§ **The task**
Locate each line in the listing below that contains the word "edit" and copy those lines out in full.

□ □ □

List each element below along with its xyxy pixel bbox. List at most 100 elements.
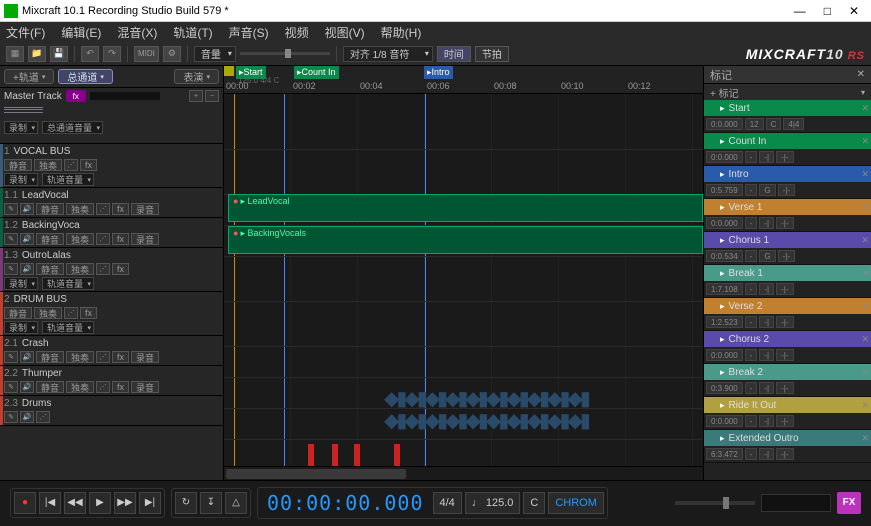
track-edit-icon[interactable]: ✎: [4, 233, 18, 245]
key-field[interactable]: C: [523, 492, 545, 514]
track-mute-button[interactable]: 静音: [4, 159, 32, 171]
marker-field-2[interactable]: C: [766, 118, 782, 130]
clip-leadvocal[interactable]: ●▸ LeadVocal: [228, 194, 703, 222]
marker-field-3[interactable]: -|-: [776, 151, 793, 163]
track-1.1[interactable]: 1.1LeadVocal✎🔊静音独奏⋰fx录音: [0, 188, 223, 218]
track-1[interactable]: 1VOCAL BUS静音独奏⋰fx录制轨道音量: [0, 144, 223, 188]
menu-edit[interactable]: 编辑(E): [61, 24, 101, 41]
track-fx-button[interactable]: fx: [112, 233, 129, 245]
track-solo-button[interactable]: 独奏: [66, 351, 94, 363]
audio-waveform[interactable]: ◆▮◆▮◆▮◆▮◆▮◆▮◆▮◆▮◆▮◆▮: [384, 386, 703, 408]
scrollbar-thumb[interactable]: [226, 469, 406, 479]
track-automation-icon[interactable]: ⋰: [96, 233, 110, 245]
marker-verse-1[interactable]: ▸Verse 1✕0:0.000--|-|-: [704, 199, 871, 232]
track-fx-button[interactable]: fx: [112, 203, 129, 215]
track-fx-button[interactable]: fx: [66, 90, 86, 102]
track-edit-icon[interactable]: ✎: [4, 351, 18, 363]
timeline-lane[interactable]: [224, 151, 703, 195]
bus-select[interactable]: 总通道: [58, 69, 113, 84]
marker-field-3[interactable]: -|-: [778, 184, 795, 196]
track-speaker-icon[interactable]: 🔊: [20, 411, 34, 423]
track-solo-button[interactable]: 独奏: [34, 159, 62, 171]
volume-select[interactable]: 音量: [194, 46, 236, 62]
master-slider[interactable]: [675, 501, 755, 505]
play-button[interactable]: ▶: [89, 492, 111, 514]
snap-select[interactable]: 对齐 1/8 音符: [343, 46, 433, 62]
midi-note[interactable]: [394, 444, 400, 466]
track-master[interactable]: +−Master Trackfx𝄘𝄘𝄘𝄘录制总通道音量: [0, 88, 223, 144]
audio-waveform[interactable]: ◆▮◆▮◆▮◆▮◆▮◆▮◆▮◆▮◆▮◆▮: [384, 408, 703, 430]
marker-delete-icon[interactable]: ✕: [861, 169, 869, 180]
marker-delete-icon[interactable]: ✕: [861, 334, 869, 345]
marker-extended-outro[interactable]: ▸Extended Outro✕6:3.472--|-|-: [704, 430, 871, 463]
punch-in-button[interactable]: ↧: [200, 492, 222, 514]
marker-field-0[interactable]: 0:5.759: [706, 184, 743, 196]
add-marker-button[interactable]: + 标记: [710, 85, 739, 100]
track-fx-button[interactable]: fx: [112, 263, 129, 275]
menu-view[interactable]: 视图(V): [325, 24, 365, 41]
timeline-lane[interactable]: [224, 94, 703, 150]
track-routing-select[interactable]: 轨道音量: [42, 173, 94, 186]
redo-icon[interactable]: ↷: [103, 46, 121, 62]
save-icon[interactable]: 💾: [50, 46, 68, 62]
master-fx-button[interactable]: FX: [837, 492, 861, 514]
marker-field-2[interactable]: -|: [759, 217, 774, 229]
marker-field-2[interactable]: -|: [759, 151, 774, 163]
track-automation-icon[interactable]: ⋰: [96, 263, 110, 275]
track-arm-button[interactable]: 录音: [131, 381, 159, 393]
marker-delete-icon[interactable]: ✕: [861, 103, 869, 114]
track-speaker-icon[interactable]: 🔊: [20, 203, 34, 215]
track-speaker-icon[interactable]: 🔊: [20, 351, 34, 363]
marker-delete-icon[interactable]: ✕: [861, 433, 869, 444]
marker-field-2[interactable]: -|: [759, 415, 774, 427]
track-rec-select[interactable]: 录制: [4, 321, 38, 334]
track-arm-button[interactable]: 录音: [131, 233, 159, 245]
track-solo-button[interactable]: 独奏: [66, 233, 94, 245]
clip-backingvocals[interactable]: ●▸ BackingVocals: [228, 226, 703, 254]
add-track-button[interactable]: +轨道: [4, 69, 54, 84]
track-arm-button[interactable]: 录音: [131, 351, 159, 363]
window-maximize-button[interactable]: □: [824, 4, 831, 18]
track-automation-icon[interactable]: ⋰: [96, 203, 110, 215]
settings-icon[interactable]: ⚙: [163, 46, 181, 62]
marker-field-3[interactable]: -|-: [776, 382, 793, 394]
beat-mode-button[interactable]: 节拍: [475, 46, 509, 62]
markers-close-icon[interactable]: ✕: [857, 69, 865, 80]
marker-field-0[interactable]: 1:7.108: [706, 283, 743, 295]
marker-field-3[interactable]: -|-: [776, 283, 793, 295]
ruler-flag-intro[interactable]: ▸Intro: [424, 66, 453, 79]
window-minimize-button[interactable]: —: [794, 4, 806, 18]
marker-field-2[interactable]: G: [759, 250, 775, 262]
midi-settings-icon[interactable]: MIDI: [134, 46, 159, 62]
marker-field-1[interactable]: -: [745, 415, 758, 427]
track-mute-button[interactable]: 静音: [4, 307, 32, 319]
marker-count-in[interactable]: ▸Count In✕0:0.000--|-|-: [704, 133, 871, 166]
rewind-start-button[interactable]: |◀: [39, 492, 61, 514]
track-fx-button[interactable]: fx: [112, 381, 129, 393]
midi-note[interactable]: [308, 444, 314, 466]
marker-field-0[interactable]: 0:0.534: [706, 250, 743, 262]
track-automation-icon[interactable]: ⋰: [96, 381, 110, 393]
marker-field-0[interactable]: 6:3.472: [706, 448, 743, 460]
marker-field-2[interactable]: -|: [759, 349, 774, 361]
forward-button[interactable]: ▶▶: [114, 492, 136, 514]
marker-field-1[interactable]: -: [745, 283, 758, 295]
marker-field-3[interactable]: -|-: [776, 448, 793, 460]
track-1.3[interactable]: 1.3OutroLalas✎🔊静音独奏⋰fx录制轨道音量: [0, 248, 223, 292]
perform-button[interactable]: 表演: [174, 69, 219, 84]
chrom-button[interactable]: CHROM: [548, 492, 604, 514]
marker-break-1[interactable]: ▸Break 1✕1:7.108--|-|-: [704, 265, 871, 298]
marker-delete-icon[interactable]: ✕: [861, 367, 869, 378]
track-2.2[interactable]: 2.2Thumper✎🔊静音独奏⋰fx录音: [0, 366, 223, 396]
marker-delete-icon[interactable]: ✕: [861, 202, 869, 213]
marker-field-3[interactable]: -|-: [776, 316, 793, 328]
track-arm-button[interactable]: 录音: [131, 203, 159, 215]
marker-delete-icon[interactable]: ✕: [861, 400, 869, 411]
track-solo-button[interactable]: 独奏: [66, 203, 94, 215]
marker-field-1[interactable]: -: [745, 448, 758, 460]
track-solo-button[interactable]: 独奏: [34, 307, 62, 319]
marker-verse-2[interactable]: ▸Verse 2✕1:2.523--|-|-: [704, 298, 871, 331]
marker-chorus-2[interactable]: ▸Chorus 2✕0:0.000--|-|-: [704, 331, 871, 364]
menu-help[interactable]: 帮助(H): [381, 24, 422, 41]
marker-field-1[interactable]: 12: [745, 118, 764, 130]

□ □ □

§ **Written solution**
track-edit-icon[interactable]: ✎: [4, 233, 18, 245]
menu-edit[interactable]: 编辑(E): [61, 24, 101, 41]
track-edit-icon[interactable]: ✎: [4, 351, 18, 363]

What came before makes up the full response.